+++ Data listing
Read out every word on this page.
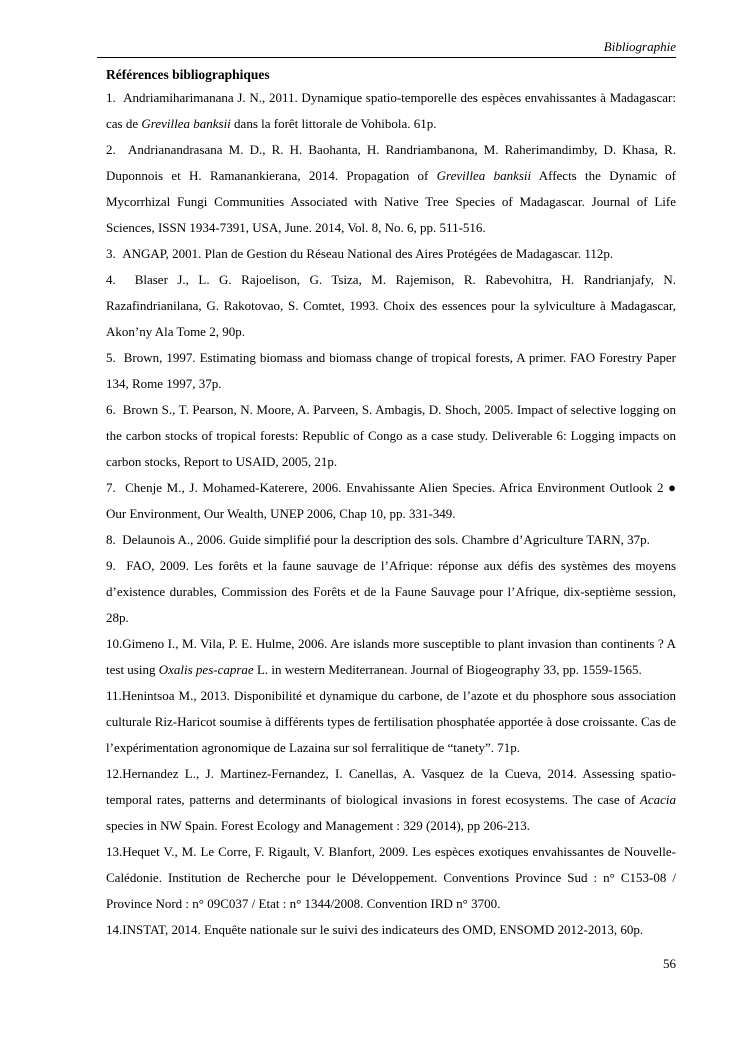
Bibliographie
Références bibliographiques

1.  Andriamiharimanana J. N., 2011. Dynamique spatio-temporelle des espèces envahissantes à Madagascar: cas de Grevillea banksii dans la forêt littorale de Vohibola. 61p.

2.  Andrianandrasana M. D., R. H. Baohanta, H. Randriambanona, M. Raherimandimby, D. Khasa, R. Duponnois et H. Ramanankierana, 2014. Propagation of Grevillea banksii Affects the Dynamic of Mycorrhizal Fungi Communities Associated with Native Tree Species of Madagascar. Journal of Life Sciences, ISSN 1934-7391, USA, June. 2014, Vol. 8, No. 6, pp. 511-516.

3.  ANGAP, 2001. Plan de Gestion du Réseau National des Aires Protégées de Madagascar. 112p.

4.  Blaser J., L. G. Rajoelison, G. Tsiza, M. Rajemison, R. Rabevohitra, H. Randrianjafy, N. Razafindrianilana, G. Rakotovao, S. Comtet, 1993. Choix des essences pour la sylviculture à Madagascar, Akon’ny Ala Tome 2, 90p.

5.  Brown, 1997. Estimating biomass and biomass change of tropical forests, A primer. FAO Forestry Paper 134, Rome 1997, 37p.

6.  Brown S., T. Pearson, N. Moore, A. Parveen, S. Ambagis, D. Shoch, 2005. Impact of selective logging on the carbon stocks of tropical forests: Republic of Congo as a case study. Deliverable 6: Logging impacts on carbon stocks, Report to USAID, 2005, 21p.

7.  Chenje M., J. Mohamed-Katerere, 2006. Envahissante Alien Species. Africa Environment Outlook 2 ● Our Environment, Our Wealth, UNEP 2006, Chap 10, pp. 331-349.

8.  Delaunois A., 2006. Guide simplifié pour la description des sols. Chambre d’Agriculture TARN, 37p.

9.  FAO, 2009. Les forêts et la faune sauvage de l’Afrique: réponse aux défis des systèmes des moyens d’existence durables, Commission des Forêts et de la Faune Sauvage pour l’Afrique, dix-septième session, 28p.

10.Gimeno I., M. Vila, P. E. Hulme, 2006. Are islands more susceptible to plant invasion than continents ? A test using Oxalis pes-caprae L. in western Mediterranean. Journal of Biogeography 33, pp. 1559-1565.

11.Henintsoa M., 2013. Disponibilité et dynamique du carbone, de l’azote et du phosphore sous association culturale Riz-Haricot soumise à différents types de fertilisation phosphatée apportée à dose croissante. Cas de l’expérimentation agronomique de Lazaina sur sol ferralitique de “tanety”. 71p.

12.Hernandez L., J. Martinez-Fernandez, I. Canellas, A. Vasquez de la Cueva, 2014. Assessing spatio-temporal rates, patterns and determinants of biological invasions in forest ecosystems. The case of Acacia species in NW Spain. Forest Ecology and Management : 329 (2014), pp 206-213.

13.Hequet V., M. Le Corre, F. Rigault, V. Blanfort, 2009. Les espèces exotiques envahissantes de Nouvelle-Calédonie. Institution de Recherche pour le Développement. Conventions Province Sud : n° C153-08 / Province Nord : n° 09C037 / Etat : n° 1344/2008. Convention IRD n° 3700.

14.INSTAT, 2014. Enquête nationale sur le suivi des indicateurs des OMD, ENSOMD 2012-2013, 60p.

56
++++++
▶ [Aim of the exercise] Print all entries exactly. The images do not belong in the copy.

▶ [Solution for this exercise]
Read out every word on this page.
Bibliographie
Références bibliographiques

1.  Andriamiharimanana J. N., 2011. Dynamique spatio-temporelle des espèces envahissantes à Madagascar: cas de Grevillea banksii dans la forêt littorale de Vohibola. 61p.

2.  Andrianandrasana M. D., R. H. Baohanta, H. Randriambanona, M. Raherimandimby, D. Khasa, R. Duponnois et H. Ramanankierana, 2014. Propagation of Grevillea banksii Affects the Dynamic of Mycorrhizal Fungi Communities Associated with Native Tree Species of Madagascar. Journal of Life Sciences, ISSN 1934-7391, USA, June. 2014, Vol. 8, No. 6, pp. 511-516.

3.  ANGAP, 2001. Plan de Gestion du Réseau National des Aires Protégées de Madagascar. 112p.

4.  Blaser J., L. G. Rajoelison, G. Tsiza, M. Rajemison, R. Rabevohitra, H. Randrianjafy, N. Razafindrianilana, G. Rakotovao, S. Comtet, 1993. Choix des essences pour la sylviculture à Madagascar, Akon’ny Ala Tome 2, 90p.

5.  Brown, 1997. Estimating biomass and biomass change of tropical forests, A primer. FAO Forestry Paper 134, Rome 1997, 37p.

6.  Brown S., T. Pearson, N. Moore, A. Parveen, S. Ambagis, D. Shoch, 2005. Impact of selective logging on the carbon stocks of tropical forests: Republic of Congo as a case study. Deliverable 6: Logging impacts on carbon stocks, Report to USAID, 2005, 21p.

7.  Chenje M., J. Mohamed-Katerere, 2006. Envahissante Alien Species. Africa Environment Outlook 2 ● Our Environment, Our Wealth, UNEP 2006, Chap 10, pp. 331-349.

8.  Delaunois A., 2006. Guide simplifié pour la description des sols. Chambre d’Agriculture TARN, 37p.

9.  FAO, 2009. Les forêts et la faune sauvage de l’Afrique: réponse aux défis des systèmes des moyens d’existence durables, Commission des Forêts et de la Faune Sauvage pour l’Afrique, dix-septième session, 28p.

10.Gimeno I., M. Vila, P. E. Hulme, 2006. Are islands more susceptible to plant invasion than continents ? A test using Oxalis pes-caprae L. in western Mediterranean. Journal of Biogeography 33, pp. 1559-1565.

11.Henintsoa M., 2013. Disponibilité et dynamique du carbone, de l’azote et du phosphore sous association culturale Riz-Haricot soumise à différents types de fertilisation phosphatée apportée à dose croissante. Cas de l’expérimentation agronomique de Lazaina sur sol ferralitique de “tanety”. 71p.

12.Hernandez L., J. Martinez-Fernandez, I. Canellas, A. Vasquez de la Cueva, 2014. Assessing spatio-temporal rates, patterns and determinants of biological invasions in forest ecosystems. The case of Acacia species in NW Spain. Forest Ecology and Management : 329 (2014), pp 206-213.

13.Hequet V., M. Le Corre, F. Rigault, V. Blanfort, 2009. Les espèces exotiques envahissantes de Nouvelle-Calédonie. Institution de Recherche pour le Développement. Conventions Province Sud : n° C153-08 / Province Nord : n° 09C037 / Etat : n° 1344/2008. Convention IRD n° 3700.

14.INSTAT, 2014. Enquête nationale sur le suivi des indicateurs des OMD, ENSOMD 2012-2013, 60p.

56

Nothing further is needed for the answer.